## TASK OBJECTIVE
Each record below is to be reproduced without any change.

## STORED DATA
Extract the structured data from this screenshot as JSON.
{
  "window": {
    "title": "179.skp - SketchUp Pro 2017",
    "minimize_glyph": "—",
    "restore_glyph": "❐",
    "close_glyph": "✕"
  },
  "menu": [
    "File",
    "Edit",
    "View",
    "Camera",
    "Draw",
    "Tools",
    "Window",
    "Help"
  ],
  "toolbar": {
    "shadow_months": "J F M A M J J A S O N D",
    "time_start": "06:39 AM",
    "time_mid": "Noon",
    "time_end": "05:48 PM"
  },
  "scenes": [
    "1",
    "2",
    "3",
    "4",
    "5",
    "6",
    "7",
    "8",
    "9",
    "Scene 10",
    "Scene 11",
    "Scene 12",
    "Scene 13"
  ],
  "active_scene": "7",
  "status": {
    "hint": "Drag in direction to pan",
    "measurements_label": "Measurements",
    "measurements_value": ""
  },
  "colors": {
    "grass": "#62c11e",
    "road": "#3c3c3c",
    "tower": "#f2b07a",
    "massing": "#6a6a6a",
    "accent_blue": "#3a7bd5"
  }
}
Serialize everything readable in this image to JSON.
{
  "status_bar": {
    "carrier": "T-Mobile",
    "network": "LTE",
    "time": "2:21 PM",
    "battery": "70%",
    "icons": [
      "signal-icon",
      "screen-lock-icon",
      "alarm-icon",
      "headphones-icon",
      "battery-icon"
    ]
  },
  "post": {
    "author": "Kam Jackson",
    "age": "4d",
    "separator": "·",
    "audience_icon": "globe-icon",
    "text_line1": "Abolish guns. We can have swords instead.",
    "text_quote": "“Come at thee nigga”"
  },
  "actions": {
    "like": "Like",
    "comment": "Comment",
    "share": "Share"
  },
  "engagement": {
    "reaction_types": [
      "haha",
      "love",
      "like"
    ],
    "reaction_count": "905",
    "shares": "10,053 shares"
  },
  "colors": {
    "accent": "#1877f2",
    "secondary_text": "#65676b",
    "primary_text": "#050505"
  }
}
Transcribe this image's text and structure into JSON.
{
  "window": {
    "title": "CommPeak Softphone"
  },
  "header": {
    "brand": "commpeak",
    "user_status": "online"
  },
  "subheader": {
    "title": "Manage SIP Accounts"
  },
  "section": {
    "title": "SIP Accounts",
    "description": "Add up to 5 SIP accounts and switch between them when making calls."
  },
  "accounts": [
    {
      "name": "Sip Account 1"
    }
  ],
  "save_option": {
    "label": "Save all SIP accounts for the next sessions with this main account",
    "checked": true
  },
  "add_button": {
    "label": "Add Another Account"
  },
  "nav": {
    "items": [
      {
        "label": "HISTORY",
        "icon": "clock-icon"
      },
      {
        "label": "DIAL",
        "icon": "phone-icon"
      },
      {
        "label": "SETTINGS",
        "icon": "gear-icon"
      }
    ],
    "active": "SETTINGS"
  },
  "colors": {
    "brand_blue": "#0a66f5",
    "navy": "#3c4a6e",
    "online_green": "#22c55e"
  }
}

## RESULT
Extract the structured data from this screenshot as JSON.
{
  "window": {
    "title": "179.skp - SketchUp Pro 2017",
    "minimize_glyph": "—",
    "restore_glyph": "❐",
    "close_glyph": "✕"
  },
  "menu": [
    "File",
    "Edit",
    "View",
    "Camera",
    "Draw",
    "Tools",
    "Window",
    "Help"
  ],
  "toolbar": {
    "shadow_months": "J F M A M J J A S O N D",
    "time_start": "06:39 AM",
    "time_mid": "Noon",
    "time_end": "05:48 PM"
  },
  "scenes": [
    "1",
    "2",
    "3",
    "4",
    "5",
    "6",
    "7",
    "8",
    "9",
    "Scene 10",
    "Scene 11",
    "Scene 12",
    "Scene 13"
  ],
  "active_scene": "7",
  "status": {
    "hint": "Drag in direction to pan",
    "measurements_label": "Measurements",
    "measurements_value": ""
  },
  "colors": {
    "grass": "#62c11e",
    "road": "#3c3c3c",
    "tower": "#f2b07a",
    "massing": "#6a6a6a",
    "accent_blue": "#3a7bd5"
  }
}
Serialize everything readable in this image to JSON.
{
  "status_bar": {
    "carrier": "T-Mobile",
    "network": "LTE",
    "time": "2:21 PM",
    "battery": "70%",
    "icons": [
      "signal-icon",
      "screen-lock-icon",
      "alarm-icon",
      "headphones-icon",
      "battery-icon"
    ]
  },
  "post": {
    "author": "Kam Jackson",
    "age": "4d",
    "separator": "·",
    "audience_icon": "globe-icon",
    "text_line1": "Abolish guns. We can have swords instead.",
    "text_quote": "“Come at thee nigga”"
  },
  "actions": {
    "like": "Like",
    "comment": "Comment",
    "share": "Share"
  },
  "engagement": {
    "reaction_types": [
      "haha",
      "love",
      "like"
    ],
    "reaction_count": "905",
    "shares": "10,053 shares"
  },
  "colors": {
    "accent": "#1877f2",
    "secondary_text": "#65676b",
    "primary_text": "#050505"
  }
}
Transcribe this image's text and structure into JSON.
{
  "window": {
    "title": "CommPeak Softphone"
  },
  "header": {
    "brand": "commpeak",
    "user_status": "online"
  },
  "subheader": {
    "title": "Manage SIP Accounts"
  },
  "section": {
    "title": "SIP Accounts",
    "description": "Add up to 5 SIP accounts and switch between them when making calls."
  },
  "accounts": [
    {
      "name": "Sip Account 1"
    }
  ],
  "save_option": {
    "label": "Save all SIP accounts for the next sessions with this main account",
    "checked": true
  },
  "add_button": {
    "label": "Add Another Account"
  },
  "nav": {
    "items": [
      {
        "label": "HISTORY",
        "icon": "clock-icon"
      },
      {
        "label": "DIAL",
        "icon": "phone-icon"
      },
      {
        "label": "SETTINGS",
        "icon": "gear-icon"
      }
    ],
    "active": "SETTINGS"
  },
  "colors": {
    "brand_blue": "#0a66f5",
    "navy": "#3c4a6e",
    "online_green": "#22c55e"
  }
}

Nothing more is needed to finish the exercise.